Written problem:
Check every line of the material below for the string "Inbox", and return the ones that have it.

Records excerpted from a collection
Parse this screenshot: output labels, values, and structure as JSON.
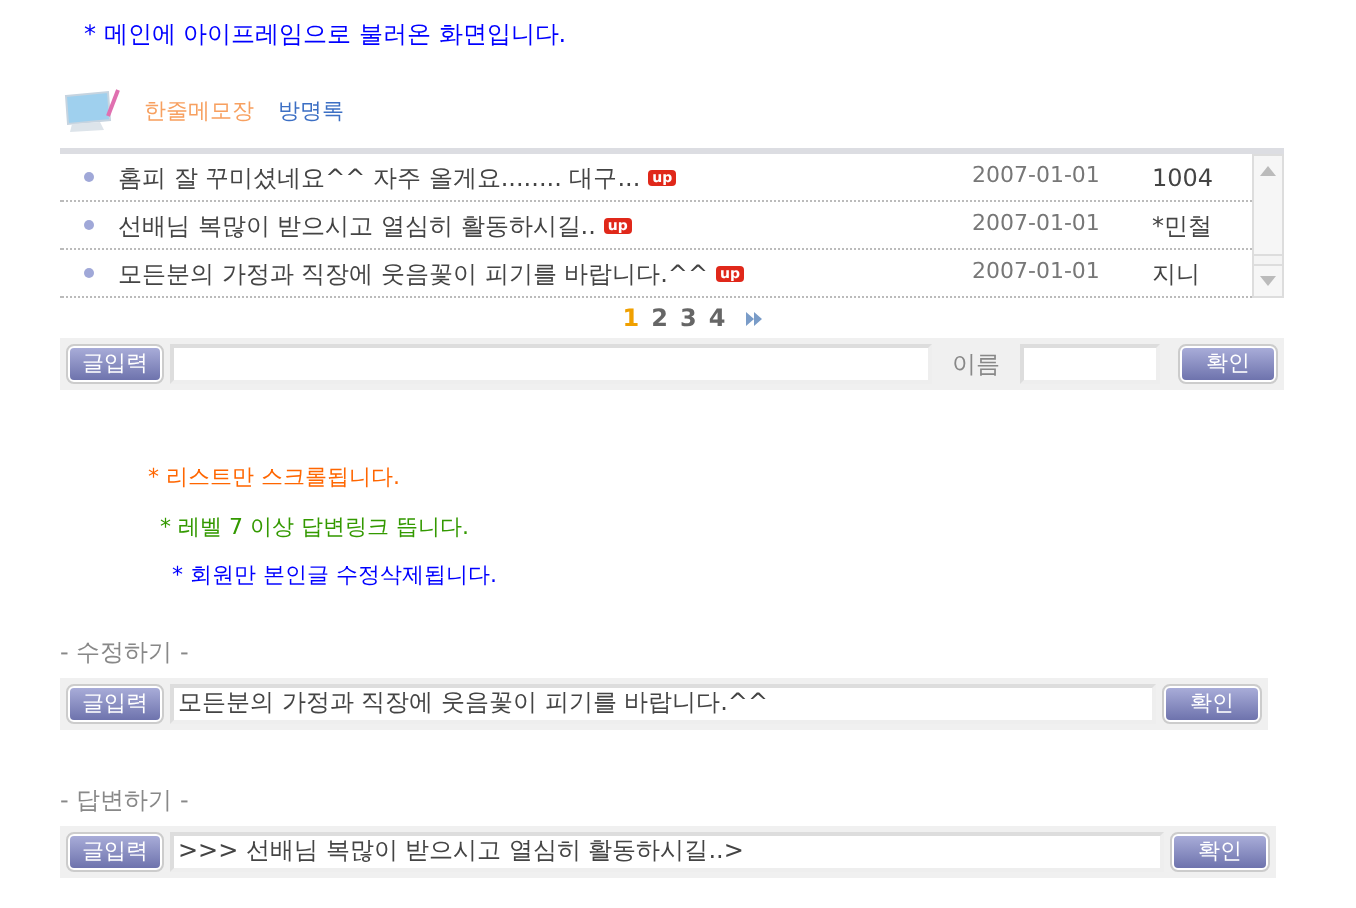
{
  "notice": "* 메인에 아이프레임으로 불러온 화면입니다.",
  "tabs": [
    {
      "label": "한줄메모장",
      "selected": true
    },
    {
      "label": "방명록",
      "selected": false
    }
  ],
  "memo_list": {
    "rows": [
      {
        "text": "홈피 잘 꾸미셨네요^^ 자주 올게요........ 대구...",
        "badge": "up",
        "date": "2007-01-01",
        "author": "1004"
      },
      {
        "text": "선배님 복많이 받으시고 열심히 활동하시길..",
        "badge": "up",
        "date": "2007-01-01",
        "author": "*민철"
      },
      {
        "text": "모든분의 가정과 직장에 웃음꽃이 피기를 바랍니다.^^",
        "badge": "up",
        "date": "2007-01-01",
        "author": "지니"
      }
    ]
  },
  "pagination": [
    {
      "label": "1",
      "selected": true
    },
    {
      "label": "2",
      "selected": false
    },
    {
      "label": "3",
      "selected": false
    },
    {
      "label": "4",
      "selected": false
    }
  ],
  "write_bar": {
    "button": "글입력",
    "name_label": "이름",
    "submit": "확인"
  },
  "notes": [
    {
      "text": "* 리스트만 스크롤됩니다.",
      "color": "#ff6600"
    },
    {
      "text": "* 레벨 7 이상 답변링크 뜹니다.",
      "color": "#339900"
    },
    {
      "text": "* 회원만 본인글 수정삭제됩니다.",
      "color": "#0000ff"
    }
  ],
  "edit": {
    "title": "- 수정하기 -",
    "button": "글입력",
    "value": "모든분의 가정과 직장에 웃음꽃이 피기를 바랍니다.^^",
    "submit": "확인"
  },
  "reply": {
    "title": "- 답변하기 -",
    "button": "글입력",
    "value": ">>> 선배님 복많이 받으시고 열심히 활동하시길..>",
    "submit": "확인"
  }
}
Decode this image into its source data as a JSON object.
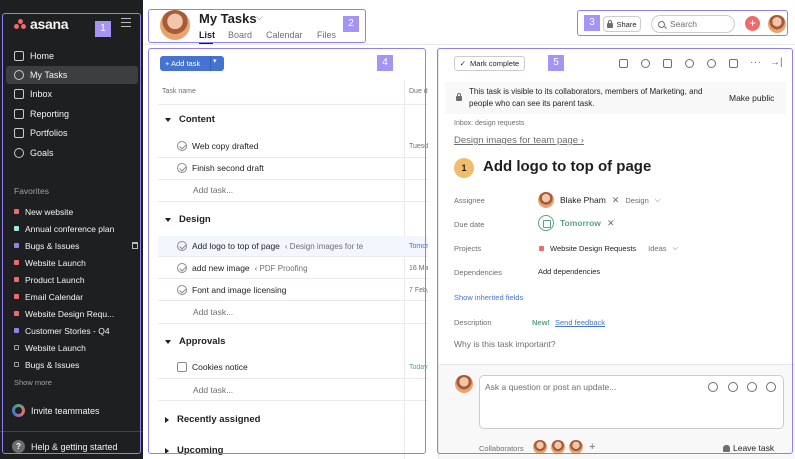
{
  "sidebar": {
    "logo_text": "asana",
    "nav": [
      {
        "label": "Home",
        "icon": "home-icon"
      },
      {
        "label": "My Tasks",
        "icon": "check-circle-icon",
        "active": true
      },
      {
        "label": "Inbox",
        "icon": "bell-icon"
      },
      {
        "label": "Reporting",
        "icon": "chart-line-icon"
      },
      {
        "label": "Portfolios",
        "icon": "portfolio-icon"
      },
      {
        "label": "Goals",
        "icon": "person-icon"
      }
    ],
    "favorites_title": "Favorites",
    "favorites": [
      {
        "label": "New website",
        "color": "#f06a6a",
        "icon": "bar-chart-icon"
      },
      {
        "label": "Annual conference plan",
        "color": "#9ee7e3"
      },
      {
        "label": "Bugs & Issues",
        "color": "#8d84e8"
      },
      {
        "label": "Website Launch",
        "color": "#f06a6a"
      },
      {
        "label": "Product Launch",
        "color": "#f06a6a"
      },
      {
        "label": "Email Calendar",
        "color": "#f06a6a"
      },
      {
        "label": "Website Design Requ...",
        "color": "#f06a6a"
      },
      {
        "label": "Customer Stories - Q4",
        "color": "#8d84e8"
      },
      {
        "label": "Website Launch",
        "color": "#9ca0a8",
        "icon": "template-icon"
      },
      {
        "label": "Bugs & Issues",
        "color": "#9ca0a8",
        "icon": "template-icon"
      }
    ],
    "show_more": "Show more",
    "invite": "Invite teammates",
    "help": "Help & getting started"
  },
  "header": {
    "title": "My Tasks",
    "tabs": [
      "List",
      "Board",
      "Calendar",
      "Files"
    ],
    "share": "Share",
    "search_placeholder": "Search"
  },
  "list": {
    "add_task": "+ Add task",
    "col_name": "Task name",
    "col_due": "Due date",
    "sections": [
      {
        "name": "Content",
        "tasks": [
          {
            "name": "Web copy drafted",
            "project": "",
            "due": "Tuesday"
          },
          {
            "name": "Finish second draft",
            "project": "",
            "due": ""
          }
        ]
      },
      {
        "name": "Design",
        "tasks": [
          {
            "name": "Add logo to top of page",
            "project": "‹ Design images for te",
            "due": "Tomorrow"
          },
          {
            "name": "add new image",
            "project": "‹ PDF Proofing",
            "due": "16 Mar, 2"
          },
          {
            "name": "Font and image licensing",
            "project": "",
            "due": "7 Feb, 22"
          }
        ]
      },
      {
        "name": "Approvals",
        "tasks": [
          {
            "name": "Cookies notice",
            "project": "",
            "due": "Today"
          }
        ]
      },
      {
        "name": "Recently assigned",
        "tasks": []
      },
      {
        "name": "Upcoming",
        "tasks": []
      }
    ],
    "add_task_link": "Add task..."
  },
  "detail": {
    "mark_complete": "Mark complete",
    "notice": "This task is visible to its collaborators, members of Marketing, and people who can see its parent task.",
    "make_public": "Make public",
    "inbox_label": "Inbox: design requests",
    "parent_task": "Design images for team page ›",
    "number": "1",
    "title": "Add logo to top of page",
    "assignee_label": "Assignee",
    "assignee": "Blake Pham",
    "assignee_tag": "Design",
    "due_label": "Due date",
    "due": "Tomorrow",
    "projects_label": "Projects",
    "project": "Website Design Requests",
    "project_section": "Ideas",
    "dependencies_label": "Dependencies",
    "add_dependencies": "Add dependencies",
    "show_inherited": "Show inherited fields",
    "description_label": "Description",
    "new_badge": "New!",
    "send_feedback": "Send feedback",
    "description_placeholder": "Why is this task important?",
    "comment_placeholder": "Ask a question or post an update...",
    "collaborators_label": "Collaborators",
    "leave_task": "Leave task"
  },
  "regions": [
    "1",
    "2",
    "3",
    "4",
    "5"
  ]
}
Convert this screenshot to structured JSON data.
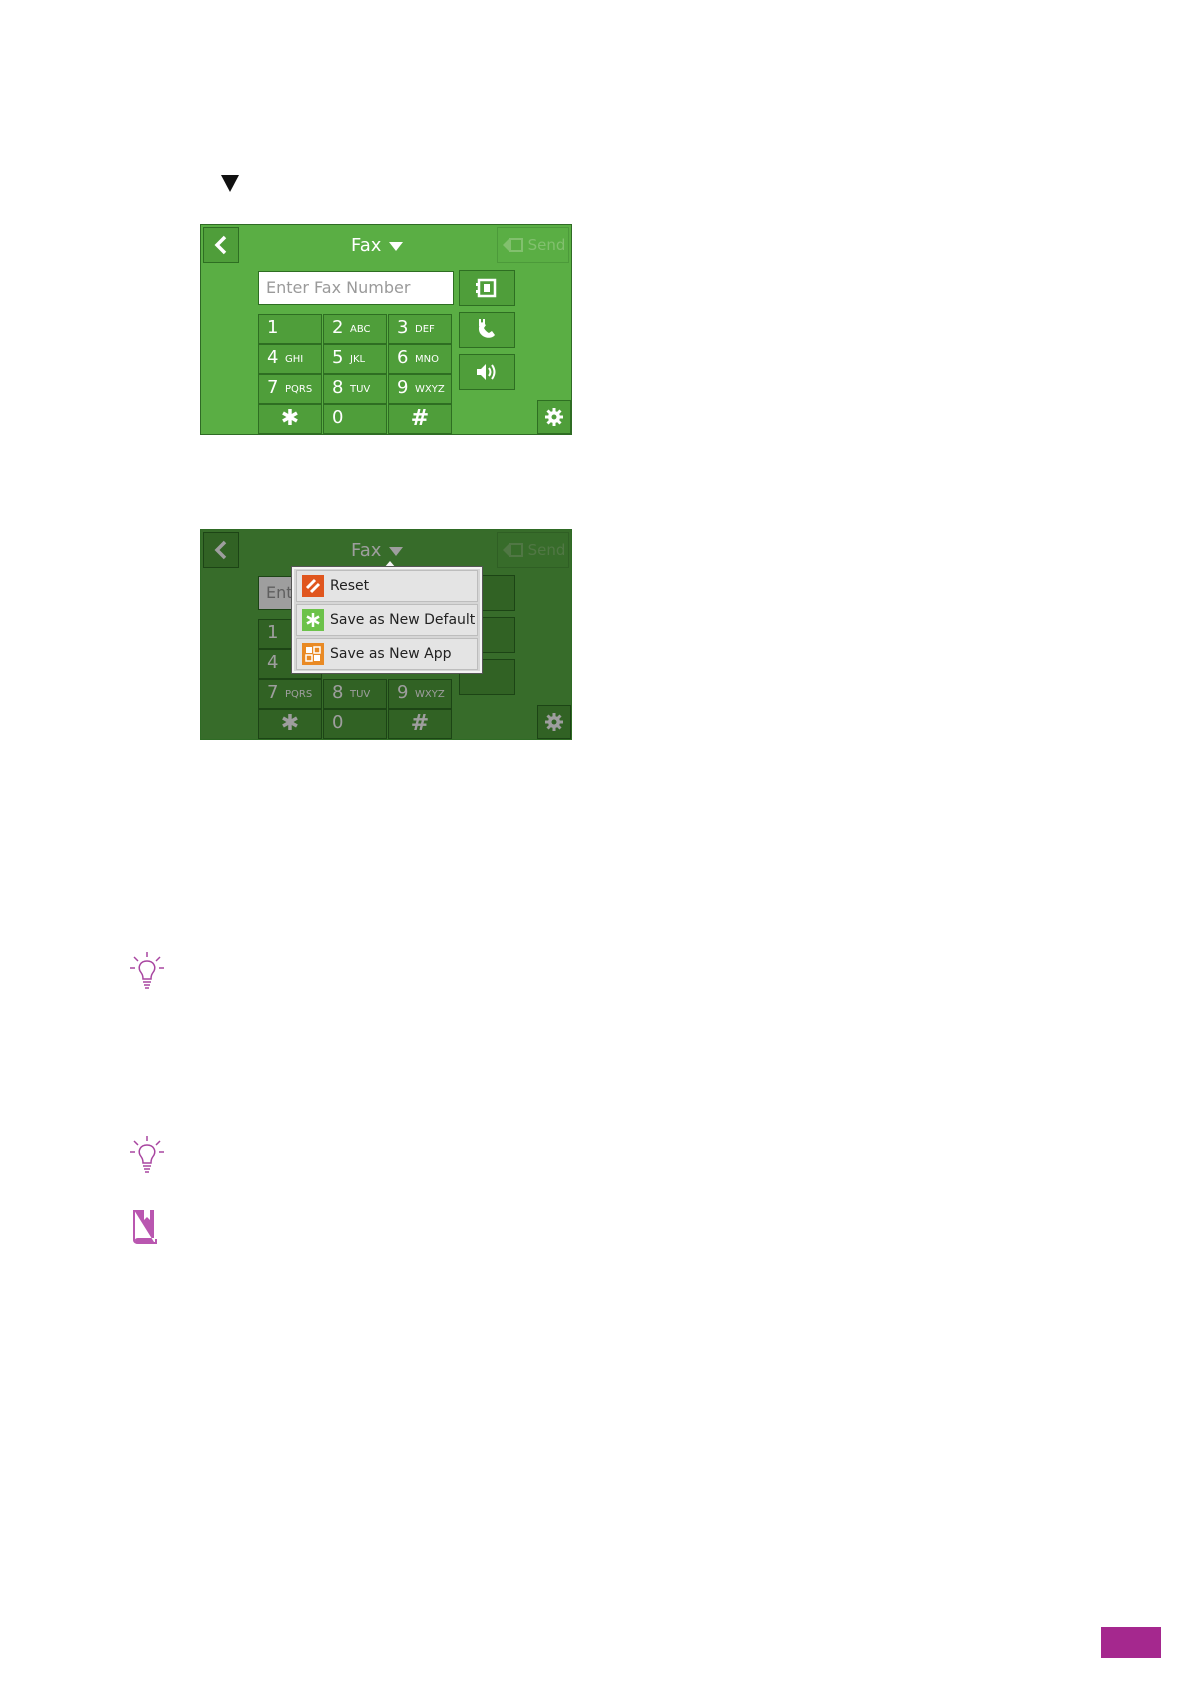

Output of the task:
        "label": "Inbox",
    "inbox_label": "Inbox: design requests",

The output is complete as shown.